*DATA SECTION*.
___

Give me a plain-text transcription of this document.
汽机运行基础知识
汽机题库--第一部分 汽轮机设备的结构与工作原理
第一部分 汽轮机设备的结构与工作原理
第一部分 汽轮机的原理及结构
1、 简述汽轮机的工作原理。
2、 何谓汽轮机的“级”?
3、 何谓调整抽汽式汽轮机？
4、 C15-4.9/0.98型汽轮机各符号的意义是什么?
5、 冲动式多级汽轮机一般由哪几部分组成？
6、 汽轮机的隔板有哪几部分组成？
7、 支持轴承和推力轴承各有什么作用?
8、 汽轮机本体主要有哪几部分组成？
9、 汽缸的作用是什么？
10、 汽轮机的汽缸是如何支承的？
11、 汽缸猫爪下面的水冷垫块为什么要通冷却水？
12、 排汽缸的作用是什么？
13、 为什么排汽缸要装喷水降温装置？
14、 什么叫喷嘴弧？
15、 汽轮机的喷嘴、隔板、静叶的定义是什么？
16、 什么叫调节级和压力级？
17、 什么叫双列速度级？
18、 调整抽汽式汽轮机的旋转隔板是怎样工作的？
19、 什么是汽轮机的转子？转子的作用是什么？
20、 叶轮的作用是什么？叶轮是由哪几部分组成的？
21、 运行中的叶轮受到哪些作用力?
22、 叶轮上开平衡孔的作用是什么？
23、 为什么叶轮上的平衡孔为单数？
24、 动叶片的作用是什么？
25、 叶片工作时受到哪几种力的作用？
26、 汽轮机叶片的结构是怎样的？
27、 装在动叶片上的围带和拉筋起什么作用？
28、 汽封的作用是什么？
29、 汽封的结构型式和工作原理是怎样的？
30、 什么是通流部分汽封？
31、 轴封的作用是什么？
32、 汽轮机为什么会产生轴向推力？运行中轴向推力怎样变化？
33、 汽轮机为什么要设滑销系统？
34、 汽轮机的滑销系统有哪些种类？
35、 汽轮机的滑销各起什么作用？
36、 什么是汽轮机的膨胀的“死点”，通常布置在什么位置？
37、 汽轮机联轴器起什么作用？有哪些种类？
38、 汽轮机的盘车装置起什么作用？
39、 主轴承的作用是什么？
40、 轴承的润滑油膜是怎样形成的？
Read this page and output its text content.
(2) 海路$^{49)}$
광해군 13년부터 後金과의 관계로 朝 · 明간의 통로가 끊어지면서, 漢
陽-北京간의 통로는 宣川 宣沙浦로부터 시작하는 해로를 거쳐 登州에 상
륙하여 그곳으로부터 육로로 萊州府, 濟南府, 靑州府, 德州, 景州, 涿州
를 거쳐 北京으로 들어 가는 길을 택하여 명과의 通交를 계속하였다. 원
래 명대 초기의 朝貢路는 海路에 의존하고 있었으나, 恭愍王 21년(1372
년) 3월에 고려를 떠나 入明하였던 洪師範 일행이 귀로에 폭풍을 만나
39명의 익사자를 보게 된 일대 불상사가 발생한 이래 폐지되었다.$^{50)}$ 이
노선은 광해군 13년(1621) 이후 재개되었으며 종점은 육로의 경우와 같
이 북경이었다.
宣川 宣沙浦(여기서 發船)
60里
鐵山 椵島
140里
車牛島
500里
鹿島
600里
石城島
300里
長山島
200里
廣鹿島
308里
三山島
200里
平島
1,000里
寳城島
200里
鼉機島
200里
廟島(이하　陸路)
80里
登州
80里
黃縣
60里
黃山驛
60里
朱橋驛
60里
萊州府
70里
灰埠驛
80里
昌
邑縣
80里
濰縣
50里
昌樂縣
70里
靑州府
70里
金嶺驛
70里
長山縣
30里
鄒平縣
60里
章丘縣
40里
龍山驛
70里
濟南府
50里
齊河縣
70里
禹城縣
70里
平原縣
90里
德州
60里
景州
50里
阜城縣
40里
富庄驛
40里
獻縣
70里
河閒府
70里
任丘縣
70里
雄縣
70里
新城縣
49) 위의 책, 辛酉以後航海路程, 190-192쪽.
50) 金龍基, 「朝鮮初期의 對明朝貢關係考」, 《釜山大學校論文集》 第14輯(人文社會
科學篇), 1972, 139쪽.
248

___

*WORK TO DO*.
Each line from the one containing "Read this page and output its text content." to the final line of the entries above must be returned exactly, and no other line may appear.

*RESPONSE TO THE EXERCISE*.
Read this page and output its text content.
(2) 海路$^{49)}$
광해군 13년부터 後金과의 관계로 朝 · 明간의 통로가 끊어지면서, 漢
陽-北京간의 통로는 宣川 宣沙浦로부터 시작하는 해로를 거쳐 登州에 상
륙하여 그곳으로부터 육로로 萊州府, 濟南府, 靑州府, 德州, 景州, 涿州
를 거쳐 北京으로 들어 가는 길을 택하여 명과의 通交를 계속하였다. 원
래 명대 초기의 朝貢路는 海路에 의존하고 있었으나, 恭愍王 21년(1372
년) 3월에 고려를 떠나 入明하였던 洪師範 일행이 귀로에 폭풍을 만나
39명의 익사자를 보게 된 일대 불상사가 발생한 이래 폐지되었다.$^{50)}$ 이
노선은 광해군 13년(1621) 이후 재개되었으며 종점은 육로의 경우와 같
이 북경이었다.
宣川 宣沙浦(여기서 發船)
60里
鐵山 椵島
140里
車牛島
500里
鹿島
600里
石城島
300里
長山島
200里
廣鹿島
308里
三山島
200里
平島
1,000里
寳城島
200里
鼉機島
200里
廟島(이하　陸路)
80里
登州
80里
黃縣
60里
黃山驛
60里
朱橋驛
60里
萊州府
70里
灰埠驛
80里
昌
邑縣
80里
濰縣
50里
昌樂縣
70里
靑州府
70里
金嶺驛
70里
長山縣
30里
鄒平縣
60里
章丘縣
40里
龍山驛
70里
濟南府
50里
齊河縣
70里
禹城縣
70里
平原縣
90里
德州
60里
景州
50里
阜城縣
40里
富庄驛
40里
獻縣
70里
河閒府
70里
任丘縣
70里
雄縣
70里
新城縣
49) 위의 책, 辛酉以後航海路程, 190-192쪽.
50) 金龍基, 「朝鮮初期의 對明朝貢關係考」, 《釜山大學校論文集》 第14輯(人文社會
科學篇), 1972, 139쪽.
248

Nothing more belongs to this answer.